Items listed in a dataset
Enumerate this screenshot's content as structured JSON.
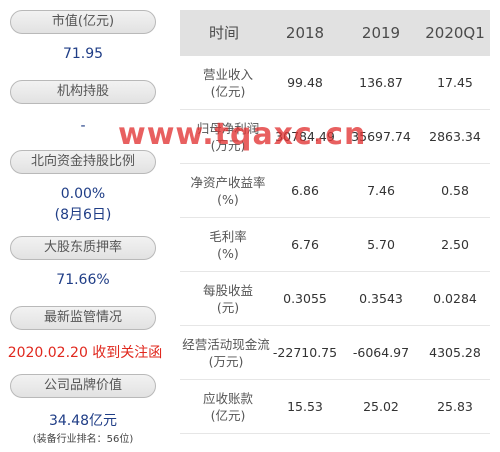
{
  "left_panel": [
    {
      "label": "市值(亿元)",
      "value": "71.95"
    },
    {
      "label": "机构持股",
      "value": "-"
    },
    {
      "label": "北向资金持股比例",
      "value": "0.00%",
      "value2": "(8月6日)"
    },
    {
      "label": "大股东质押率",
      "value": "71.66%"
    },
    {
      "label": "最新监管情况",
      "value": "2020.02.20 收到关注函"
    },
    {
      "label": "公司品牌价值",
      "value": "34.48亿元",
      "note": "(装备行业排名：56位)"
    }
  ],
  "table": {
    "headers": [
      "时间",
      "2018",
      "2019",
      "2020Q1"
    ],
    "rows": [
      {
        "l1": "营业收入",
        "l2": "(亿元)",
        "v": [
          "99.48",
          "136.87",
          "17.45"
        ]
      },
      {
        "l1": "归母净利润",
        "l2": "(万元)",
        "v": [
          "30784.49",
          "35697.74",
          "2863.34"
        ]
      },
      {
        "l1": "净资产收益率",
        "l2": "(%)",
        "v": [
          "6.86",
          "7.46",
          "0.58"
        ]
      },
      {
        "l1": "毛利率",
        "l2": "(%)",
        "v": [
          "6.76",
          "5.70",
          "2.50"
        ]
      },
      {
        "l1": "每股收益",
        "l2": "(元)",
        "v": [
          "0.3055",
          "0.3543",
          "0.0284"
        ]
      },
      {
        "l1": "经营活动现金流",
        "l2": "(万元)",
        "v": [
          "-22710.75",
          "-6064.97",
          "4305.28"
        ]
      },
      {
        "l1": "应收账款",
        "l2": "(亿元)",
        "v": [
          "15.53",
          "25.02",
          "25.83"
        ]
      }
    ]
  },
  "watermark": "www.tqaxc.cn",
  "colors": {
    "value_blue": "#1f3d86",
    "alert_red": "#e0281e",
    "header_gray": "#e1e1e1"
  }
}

• Short exercise: Find the word "label" and list each line it appears in.

• Exercise output:
      "label": "市值(亿元)",
      "label": "机构持股",
      "label": "北向资金持股比例",
      "label": "大股东质押率",
      "label": "最新监管情况",
      "label": "公司品牌价值",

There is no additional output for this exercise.